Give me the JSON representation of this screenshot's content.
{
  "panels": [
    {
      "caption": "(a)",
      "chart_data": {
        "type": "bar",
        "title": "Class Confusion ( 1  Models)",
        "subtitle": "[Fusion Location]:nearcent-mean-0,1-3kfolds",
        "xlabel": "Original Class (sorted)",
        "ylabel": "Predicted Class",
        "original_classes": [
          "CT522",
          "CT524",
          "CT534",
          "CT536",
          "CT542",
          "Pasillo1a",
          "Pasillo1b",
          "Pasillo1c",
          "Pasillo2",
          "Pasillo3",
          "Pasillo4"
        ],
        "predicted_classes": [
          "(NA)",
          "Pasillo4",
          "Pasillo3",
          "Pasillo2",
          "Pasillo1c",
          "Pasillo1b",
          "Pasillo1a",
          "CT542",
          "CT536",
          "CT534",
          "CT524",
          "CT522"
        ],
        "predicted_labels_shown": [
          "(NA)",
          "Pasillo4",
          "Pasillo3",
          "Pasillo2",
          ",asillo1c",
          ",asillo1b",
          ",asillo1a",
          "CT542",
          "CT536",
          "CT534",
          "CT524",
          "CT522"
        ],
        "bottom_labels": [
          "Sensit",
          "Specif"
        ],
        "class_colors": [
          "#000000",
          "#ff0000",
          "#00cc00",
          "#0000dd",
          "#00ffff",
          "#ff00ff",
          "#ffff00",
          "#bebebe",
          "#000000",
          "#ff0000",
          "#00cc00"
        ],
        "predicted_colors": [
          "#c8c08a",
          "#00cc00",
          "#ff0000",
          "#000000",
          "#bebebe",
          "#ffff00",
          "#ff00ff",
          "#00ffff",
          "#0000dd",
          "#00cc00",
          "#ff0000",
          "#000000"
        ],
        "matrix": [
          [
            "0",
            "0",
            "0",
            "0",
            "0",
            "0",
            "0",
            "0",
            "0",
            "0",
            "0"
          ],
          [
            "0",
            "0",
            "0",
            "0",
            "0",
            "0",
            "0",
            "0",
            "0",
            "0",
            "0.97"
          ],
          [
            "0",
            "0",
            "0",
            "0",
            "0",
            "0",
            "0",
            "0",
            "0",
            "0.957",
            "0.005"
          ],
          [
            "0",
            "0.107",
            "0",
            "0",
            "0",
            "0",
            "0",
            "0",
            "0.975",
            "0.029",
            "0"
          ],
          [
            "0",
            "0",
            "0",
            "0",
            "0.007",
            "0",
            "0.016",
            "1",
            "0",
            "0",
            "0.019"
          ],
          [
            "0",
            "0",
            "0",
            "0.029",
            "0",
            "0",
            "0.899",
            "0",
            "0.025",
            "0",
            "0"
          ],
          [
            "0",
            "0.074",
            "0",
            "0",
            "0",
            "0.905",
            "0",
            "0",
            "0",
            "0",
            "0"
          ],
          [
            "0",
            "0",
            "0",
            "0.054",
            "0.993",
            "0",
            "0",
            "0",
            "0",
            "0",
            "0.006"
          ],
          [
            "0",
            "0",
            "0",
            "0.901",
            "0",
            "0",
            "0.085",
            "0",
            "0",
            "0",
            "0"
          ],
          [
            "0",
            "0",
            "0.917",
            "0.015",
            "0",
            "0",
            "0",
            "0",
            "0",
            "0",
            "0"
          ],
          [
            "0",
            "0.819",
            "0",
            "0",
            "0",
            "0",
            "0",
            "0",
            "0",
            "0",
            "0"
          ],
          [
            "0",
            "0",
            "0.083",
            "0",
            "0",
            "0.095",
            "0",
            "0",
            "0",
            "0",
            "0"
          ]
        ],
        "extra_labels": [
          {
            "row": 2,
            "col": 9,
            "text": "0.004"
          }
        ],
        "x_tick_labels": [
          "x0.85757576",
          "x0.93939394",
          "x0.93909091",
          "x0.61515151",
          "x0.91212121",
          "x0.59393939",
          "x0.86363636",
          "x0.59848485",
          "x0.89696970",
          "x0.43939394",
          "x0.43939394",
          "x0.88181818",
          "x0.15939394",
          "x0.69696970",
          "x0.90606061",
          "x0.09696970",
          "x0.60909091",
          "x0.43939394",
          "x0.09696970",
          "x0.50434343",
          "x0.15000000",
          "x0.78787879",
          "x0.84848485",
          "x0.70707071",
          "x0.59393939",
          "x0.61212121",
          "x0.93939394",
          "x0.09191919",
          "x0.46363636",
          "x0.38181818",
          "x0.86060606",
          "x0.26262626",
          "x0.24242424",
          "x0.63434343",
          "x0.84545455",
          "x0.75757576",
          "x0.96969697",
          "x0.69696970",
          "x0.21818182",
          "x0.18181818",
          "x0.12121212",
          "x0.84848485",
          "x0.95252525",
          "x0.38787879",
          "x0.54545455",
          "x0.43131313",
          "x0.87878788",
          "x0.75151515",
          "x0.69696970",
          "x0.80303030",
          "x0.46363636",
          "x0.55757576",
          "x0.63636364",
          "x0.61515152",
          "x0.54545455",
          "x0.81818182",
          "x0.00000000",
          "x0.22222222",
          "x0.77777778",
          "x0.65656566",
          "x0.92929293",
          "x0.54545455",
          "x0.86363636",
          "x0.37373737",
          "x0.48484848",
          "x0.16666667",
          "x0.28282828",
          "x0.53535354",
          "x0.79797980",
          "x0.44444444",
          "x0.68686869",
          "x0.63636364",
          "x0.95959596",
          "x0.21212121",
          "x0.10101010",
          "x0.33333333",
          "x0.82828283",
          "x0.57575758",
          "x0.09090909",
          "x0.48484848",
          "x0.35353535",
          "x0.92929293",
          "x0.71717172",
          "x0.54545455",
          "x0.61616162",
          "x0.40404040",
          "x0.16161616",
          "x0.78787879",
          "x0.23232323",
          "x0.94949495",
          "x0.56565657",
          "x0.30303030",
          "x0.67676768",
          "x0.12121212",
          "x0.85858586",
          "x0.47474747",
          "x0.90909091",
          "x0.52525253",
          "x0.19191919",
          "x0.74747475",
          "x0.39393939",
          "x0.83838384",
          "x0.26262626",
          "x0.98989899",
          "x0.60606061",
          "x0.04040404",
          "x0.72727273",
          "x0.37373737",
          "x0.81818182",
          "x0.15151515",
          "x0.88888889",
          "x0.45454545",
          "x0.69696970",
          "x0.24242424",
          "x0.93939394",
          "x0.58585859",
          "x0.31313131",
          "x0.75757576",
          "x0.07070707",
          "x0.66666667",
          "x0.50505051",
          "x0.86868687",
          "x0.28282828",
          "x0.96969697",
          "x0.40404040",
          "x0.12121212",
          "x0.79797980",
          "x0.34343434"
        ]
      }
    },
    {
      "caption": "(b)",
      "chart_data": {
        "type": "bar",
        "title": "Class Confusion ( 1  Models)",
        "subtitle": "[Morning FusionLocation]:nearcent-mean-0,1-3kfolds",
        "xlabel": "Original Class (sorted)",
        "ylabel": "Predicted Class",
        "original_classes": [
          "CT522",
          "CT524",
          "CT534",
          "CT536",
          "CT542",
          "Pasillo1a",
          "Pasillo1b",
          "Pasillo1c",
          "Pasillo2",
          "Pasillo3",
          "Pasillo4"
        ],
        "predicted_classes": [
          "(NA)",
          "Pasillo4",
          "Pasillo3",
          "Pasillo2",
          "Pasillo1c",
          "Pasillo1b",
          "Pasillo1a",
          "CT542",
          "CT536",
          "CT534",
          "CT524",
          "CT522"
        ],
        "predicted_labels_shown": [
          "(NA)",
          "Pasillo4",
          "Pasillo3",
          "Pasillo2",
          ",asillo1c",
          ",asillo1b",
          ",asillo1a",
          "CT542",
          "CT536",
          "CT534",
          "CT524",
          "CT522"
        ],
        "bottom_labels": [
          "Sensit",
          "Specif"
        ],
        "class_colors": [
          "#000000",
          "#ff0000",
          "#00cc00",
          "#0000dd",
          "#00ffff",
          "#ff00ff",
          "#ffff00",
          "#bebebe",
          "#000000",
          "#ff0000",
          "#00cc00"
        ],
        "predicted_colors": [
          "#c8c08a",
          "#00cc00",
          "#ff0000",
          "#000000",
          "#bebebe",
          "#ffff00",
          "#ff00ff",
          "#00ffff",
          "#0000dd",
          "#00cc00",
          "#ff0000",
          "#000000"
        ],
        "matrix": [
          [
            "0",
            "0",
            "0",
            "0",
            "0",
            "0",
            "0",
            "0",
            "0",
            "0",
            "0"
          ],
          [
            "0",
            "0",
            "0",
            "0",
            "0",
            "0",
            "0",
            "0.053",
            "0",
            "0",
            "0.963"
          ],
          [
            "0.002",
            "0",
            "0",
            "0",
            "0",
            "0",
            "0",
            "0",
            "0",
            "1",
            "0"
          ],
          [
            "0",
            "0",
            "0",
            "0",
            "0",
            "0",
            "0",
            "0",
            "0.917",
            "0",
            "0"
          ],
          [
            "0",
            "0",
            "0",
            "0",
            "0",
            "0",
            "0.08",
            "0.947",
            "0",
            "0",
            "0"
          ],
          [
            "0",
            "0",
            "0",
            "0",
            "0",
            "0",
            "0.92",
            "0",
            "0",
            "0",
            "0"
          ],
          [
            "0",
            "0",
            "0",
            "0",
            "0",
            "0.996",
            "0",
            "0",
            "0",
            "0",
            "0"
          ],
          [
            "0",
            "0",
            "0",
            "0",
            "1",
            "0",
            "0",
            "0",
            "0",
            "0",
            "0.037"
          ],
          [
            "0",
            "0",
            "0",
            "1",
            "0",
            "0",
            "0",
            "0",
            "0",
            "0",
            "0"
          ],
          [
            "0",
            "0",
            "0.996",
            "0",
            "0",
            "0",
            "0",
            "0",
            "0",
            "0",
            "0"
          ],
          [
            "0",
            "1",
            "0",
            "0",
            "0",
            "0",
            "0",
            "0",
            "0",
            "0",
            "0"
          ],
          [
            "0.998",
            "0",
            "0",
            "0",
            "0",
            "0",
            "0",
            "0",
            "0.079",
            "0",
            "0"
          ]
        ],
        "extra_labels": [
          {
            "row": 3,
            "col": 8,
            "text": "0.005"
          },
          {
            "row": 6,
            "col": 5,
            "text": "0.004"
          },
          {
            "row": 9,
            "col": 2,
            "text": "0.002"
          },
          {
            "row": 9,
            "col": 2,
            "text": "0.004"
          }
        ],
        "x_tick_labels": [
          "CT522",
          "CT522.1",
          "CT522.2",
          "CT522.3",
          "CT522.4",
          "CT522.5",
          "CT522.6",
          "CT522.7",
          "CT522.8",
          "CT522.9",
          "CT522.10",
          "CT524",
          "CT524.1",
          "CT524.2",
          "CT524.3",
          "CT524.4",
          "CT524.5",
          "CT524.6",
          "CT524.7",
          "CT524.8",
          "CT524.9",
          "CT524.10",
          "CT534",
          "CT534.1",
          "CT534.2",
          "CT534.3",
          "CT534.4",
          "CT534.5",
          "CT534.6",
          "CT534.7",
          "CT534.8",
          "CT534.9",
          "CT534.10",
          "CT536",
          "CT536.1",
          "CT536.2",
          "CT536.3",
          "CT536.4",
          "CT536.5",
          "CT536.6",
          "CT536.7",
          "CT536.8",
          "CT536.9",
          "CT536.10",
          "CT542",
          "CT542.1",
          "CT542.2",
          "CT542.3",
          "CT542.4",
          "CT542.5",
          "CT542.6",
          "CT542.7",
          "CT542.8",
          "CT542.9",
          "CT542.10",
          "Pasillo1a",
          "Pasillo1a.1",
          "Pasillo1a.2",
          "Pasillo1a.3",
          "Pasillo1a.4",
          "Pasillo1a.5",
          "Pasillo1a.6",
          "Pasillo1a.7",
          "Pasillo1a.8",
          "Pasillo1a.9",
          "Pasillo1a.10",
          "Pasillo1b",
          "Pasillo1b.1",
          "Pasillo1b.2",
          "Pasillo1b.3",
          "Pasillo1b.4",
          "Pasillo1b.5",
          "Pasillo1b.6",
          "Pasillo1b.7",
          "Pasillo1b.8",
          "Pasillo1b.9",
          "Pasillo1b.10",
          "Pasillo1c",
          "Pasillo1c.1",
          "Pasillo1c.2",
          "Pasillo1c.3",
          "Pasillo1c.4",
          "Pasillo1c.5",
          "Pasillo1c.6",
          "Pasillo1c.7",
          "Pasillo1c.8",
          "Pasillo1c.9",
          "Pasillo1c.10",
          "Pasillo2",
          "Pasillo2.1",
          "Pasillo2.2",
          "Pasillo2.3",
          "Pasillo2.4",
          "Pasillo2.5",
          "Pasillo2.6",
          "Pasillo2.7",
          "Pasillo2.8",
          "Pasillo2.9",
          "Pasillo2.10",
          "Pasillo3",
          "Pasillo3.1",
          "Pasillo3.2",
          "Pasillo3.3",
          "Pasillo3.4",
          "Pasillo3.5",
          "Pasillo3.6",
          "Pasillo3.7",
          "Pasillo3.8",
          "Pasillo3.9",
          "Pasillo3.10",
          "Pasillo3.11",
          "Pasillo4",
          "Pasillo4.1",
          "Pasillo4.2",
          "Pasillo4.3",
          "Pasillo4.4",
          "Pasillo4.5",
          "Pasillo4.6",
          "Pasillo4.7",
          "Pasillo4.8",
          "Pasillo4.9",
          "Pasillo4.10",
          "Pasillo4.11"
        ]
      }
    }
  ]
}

⁂

§ **GIVEN EXERCISE**: List each line of the entries that holds the string "nearcent".

§ **OUTPUT BELOW**:
        "subtitle": "[Fusion Location]:nearcent-mean-0,1-3kfolds",
        "subtitle": "[Morning FusionLocation]:nearcent-mean-0,1-3kfolds",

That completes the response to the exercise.